## TASK TO CARRY OUT
Everything from the line with "Output a JSON object describing the text" down to the line with "Serialize everything readable" below must be printed exactly, those two lines included. Exclude pictures.

## DATA RECORDS

——

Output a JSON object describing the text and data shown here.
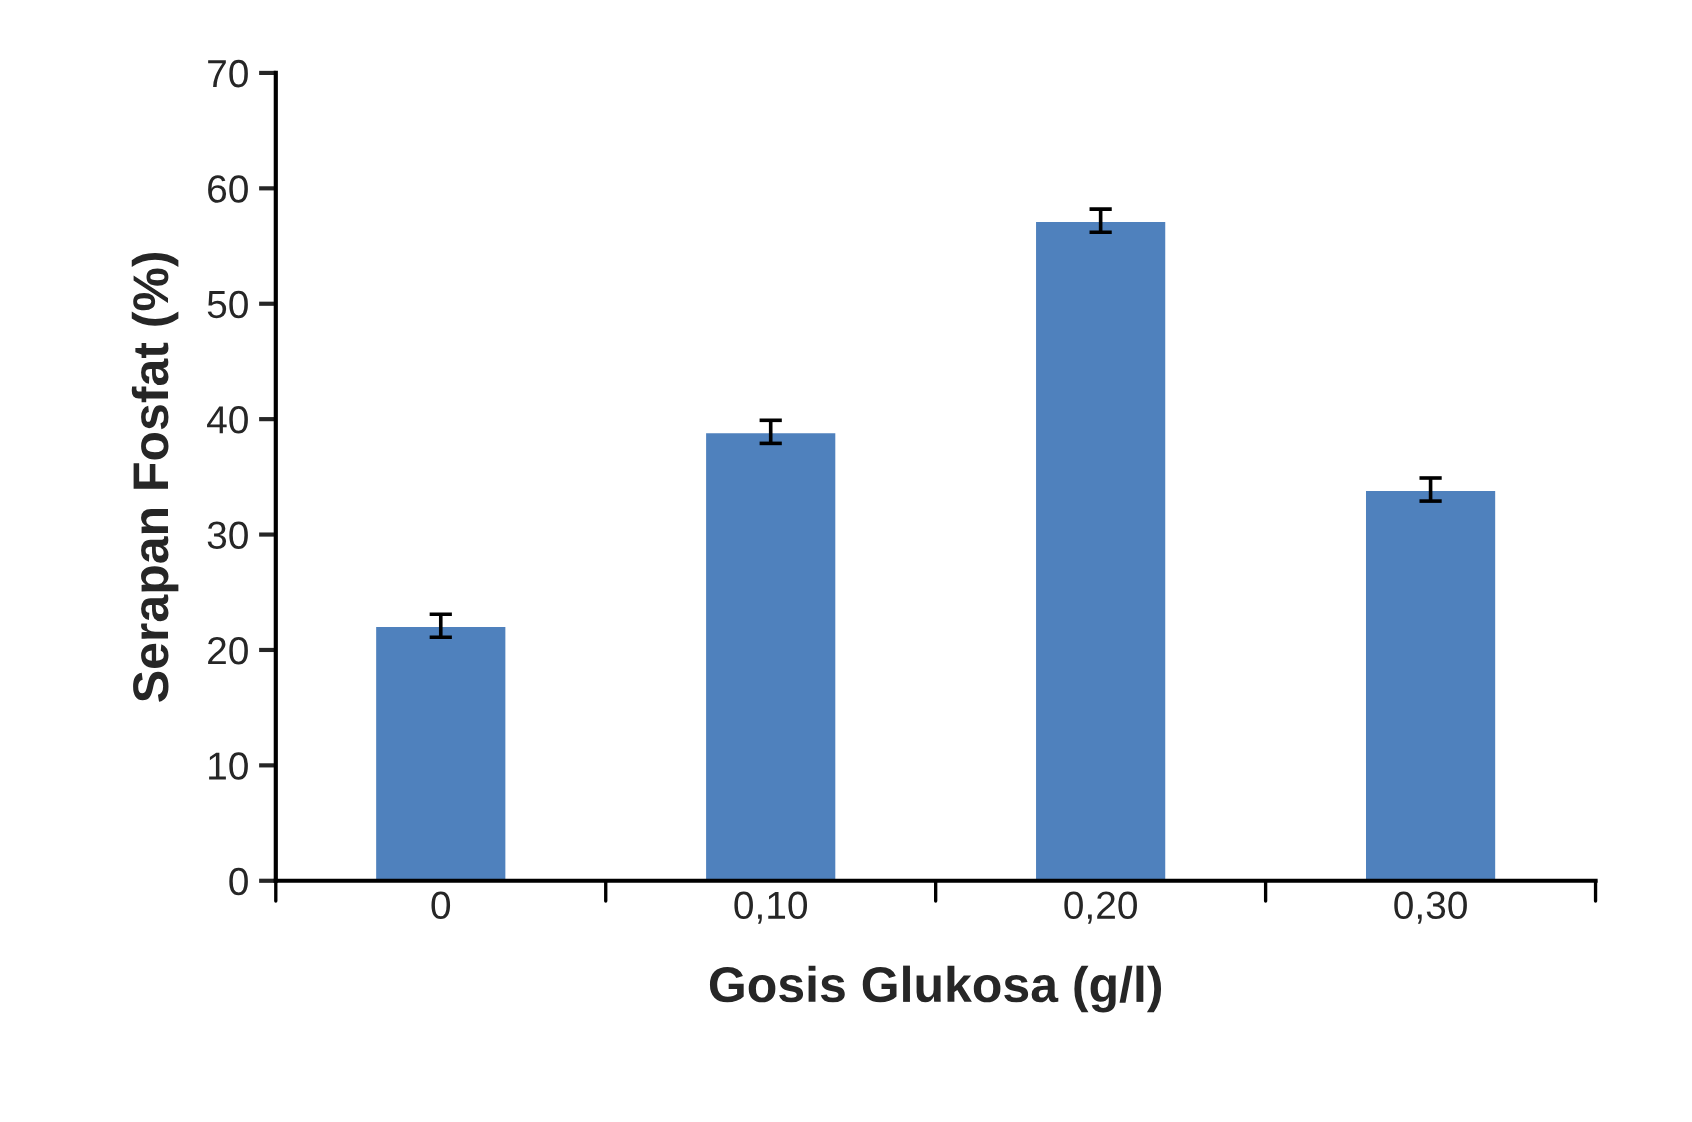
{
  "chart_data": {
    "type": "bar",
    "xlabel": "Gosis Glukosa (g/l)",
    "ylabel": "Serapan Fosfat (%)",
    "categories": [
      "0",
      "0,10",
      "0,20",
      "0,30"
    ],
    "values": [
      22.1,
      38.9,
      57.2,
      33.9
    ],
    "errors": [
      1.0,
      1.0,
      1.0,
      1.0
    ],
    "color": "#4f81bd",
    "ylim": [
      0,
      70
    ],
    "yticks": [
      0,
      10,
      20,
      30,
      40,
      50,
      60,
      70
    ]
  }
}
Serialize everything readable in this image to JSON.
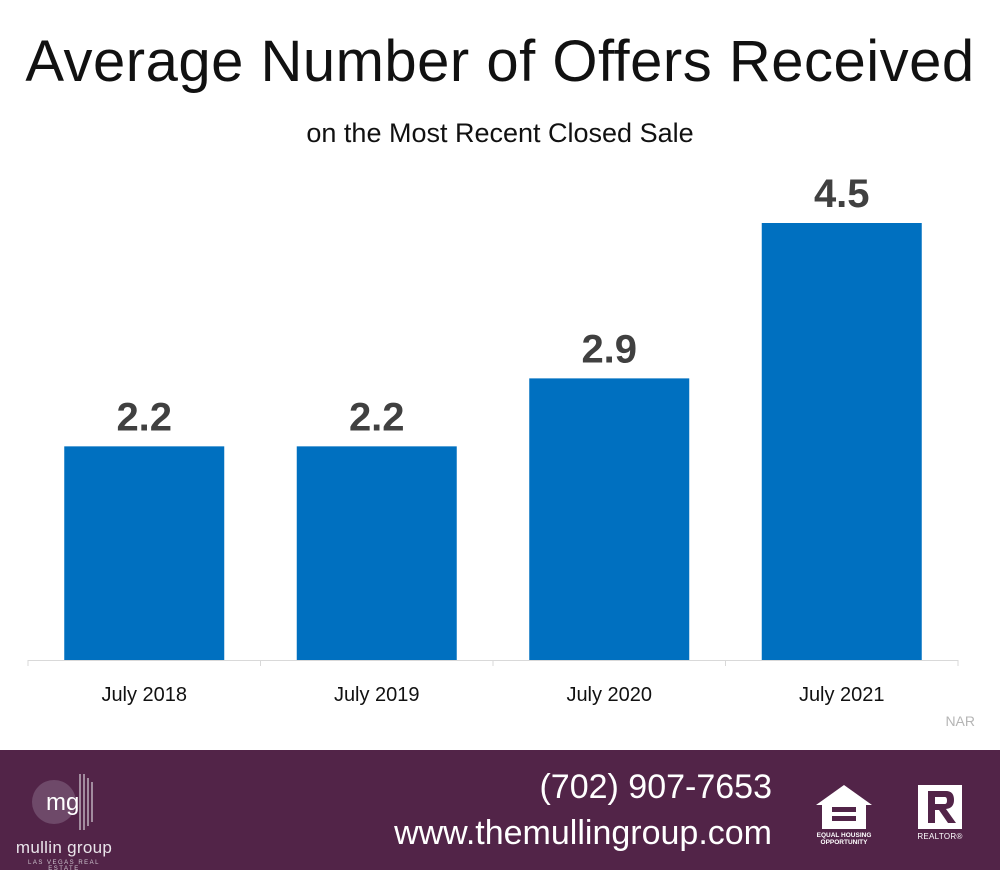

——

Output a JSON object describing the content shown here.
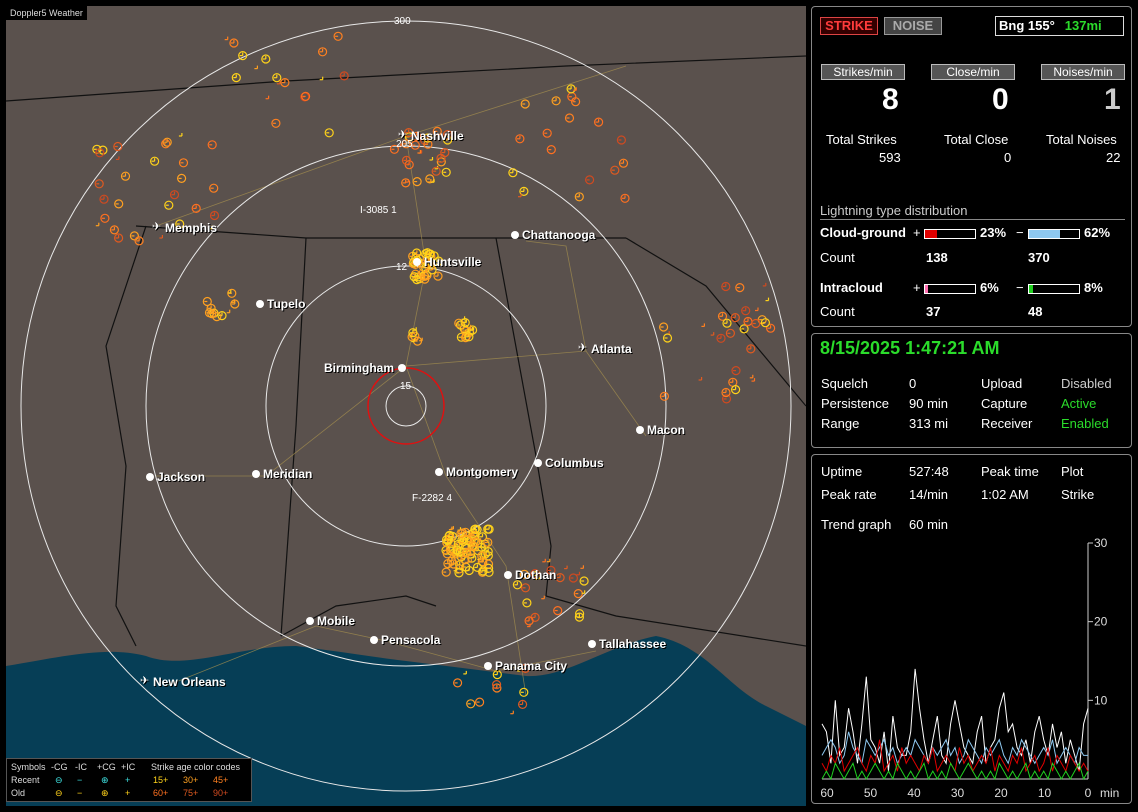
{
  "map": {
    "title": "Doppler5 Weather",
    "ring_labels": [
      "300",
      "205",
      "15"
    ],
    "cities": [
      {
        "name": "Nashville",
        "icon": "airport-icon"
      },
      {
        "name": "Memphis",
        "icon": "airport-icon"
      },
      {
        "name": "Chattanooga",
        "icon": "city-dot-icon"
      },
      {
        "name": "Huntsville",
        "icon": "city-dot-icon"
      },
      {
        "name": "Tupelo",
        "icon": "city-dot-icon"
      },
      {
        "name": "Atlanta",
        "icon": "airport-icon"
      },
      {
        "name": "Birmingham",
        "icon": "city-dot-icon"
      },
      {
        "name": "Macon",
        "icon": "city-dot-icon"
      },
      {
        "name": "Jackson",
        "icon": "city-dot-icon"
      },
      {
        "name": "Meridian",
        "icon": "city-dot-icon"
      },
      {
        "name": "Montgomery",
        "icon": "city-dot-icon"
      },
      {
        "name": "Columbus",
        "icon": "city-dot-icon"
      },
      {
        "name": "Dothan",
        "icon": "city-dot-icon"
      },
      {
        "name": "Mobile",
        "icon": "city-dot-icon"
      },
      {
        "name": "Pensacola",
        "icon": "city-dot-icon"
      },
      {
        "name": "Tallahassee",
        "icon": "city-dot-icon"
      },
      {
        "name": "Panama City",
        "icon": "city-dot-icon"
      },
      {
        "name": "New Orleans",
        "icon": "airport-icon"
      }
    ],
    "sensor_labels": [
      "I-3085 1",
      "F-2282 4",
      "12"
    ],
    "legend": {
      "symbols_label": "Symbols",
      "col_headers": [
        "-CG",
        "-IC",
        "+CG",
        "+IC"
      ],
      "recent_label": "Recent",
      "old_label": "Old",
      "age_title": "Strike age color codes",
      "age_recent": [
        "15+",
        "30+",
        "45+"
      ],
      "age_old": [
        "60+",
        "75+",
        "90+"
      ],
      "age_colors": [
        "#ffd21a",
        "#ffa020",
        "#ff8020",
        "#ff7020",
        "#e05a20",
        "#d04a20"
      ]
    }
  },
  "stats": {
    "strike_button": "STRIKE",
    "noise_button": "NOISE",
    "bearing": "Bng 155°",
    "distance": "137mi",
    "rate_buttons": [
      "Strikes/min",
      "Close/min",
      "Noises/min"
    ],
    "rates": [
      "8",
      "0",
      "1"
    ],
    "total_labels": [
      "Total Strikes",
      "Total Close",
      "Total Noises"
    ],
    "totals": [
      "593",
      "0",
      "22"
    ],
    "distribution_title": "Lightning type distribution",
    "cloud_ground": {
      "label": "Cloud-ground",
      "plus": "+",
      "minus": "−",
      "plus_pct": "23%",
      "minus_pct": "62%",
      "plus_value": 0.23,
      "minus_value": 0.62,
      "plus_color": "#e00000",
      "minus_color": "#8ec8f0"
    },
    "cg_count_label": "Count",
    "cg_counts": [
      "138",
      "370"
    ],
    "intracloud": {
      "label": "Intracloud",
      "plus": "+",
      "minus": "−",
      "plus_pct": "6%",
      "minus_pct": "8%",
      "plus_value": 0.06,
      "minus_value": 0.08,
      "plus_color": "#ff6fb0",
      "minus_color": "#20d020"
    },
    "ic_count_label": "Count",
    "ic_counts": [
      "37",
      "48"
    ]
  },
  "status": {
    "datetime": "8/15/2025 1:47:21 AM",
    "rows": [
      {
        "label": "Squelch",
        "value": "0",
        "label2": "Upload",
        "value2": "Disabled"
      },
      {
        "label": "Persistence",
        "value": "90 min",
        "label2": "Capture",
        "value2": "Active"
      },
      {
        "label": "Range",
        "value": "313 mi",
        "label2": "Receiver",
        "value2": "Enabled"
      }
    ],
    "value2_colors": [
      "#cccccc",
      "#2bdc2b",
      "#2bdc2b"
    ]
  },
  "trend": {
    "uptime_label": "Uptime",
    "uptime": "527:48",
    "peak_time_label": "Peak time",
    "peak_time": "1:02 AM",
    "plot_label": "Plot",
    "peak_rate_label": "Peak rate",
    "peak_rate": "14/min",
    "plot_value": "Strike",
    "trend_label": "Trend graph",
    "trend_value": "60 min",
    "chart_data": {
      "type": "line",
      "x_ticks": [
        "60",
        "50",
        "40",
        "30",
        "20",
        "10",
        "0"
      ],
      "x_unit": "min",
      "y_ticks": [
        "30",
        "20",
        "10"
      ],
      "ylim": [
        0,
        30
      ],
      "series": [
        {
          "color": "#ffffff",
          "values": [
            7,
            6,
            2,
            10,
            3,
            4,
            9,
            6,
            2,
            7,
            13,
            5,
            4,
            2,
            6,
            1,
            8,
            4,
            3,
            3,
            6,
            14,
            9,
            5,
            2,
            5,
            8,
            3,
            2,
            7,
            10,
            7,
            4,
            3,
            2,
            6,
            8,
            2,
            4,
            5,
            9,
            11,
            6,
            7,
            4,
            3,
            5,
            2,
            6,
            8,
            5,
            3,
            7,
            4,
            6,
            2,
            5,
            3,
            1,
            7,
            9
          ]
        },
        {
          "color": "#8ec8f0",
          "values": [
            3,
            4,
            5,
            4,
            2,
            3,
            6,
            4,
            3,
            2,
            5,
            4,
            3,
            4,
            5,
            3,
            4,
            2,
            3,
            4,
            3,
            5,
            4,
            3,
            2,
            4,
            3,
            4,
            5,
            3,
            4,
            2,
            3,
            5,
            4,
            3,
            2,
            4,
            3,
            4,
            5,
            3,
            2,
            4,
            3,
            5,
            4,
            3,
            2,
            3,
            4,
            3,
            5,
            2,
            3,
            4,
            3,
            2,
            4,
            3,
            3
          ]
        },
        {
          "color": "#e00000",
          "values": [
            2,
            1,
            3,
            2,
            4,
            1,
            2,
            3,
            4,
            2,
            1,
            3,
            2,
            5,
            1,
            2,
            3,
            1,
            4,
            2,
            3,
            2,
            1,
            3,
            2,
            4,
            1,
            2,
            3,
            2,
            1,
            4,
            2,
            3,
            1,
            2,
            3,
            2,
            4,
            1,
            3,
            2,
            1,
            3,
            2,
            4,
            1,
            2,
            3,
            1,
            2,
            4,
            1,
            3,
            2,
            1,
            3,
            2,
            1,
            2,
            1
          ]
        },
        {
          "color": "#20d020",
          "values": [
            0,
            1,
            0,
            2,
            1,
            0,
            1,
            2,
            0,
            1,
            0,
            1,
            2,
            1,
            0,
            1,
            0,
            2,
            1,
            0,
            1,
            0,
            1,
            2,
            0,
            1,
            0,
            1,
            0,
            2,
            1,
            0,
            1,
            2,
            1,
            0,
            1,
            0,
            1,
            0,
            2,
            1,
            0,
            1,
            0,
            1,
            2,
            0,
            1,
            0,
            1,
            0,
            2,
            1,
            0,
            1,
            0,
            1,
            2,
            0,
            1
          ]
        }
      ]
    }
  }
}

——

## EXPECTED ANSWER
Output a JSON object describing the text and data shown here.
{
  "chart_data": {
    "type": "bar",
    "xlabel": "Gosis Glukosa (g/l)",
    "ylabel": "Serapan Fosfat (%)",
    "categories": [
      "0",
      "0,10",
      "0,20",
      "0,30"
    ],
    "values": [
      22.1,
      38.9,
      57.2,
      33.9
    ],
    "errors": [
      1.0,
      1.0,
      1.0,
      1.0
    ],
    "color": "#4f81bd",
    "ylim": [
      0,
      70
    ],
    "yticks": [
      0,
      10,
      20,
      30,
      40,
      50,
      60,
      70
    ]
  }
}
Serialize everything readable in this image to JSON.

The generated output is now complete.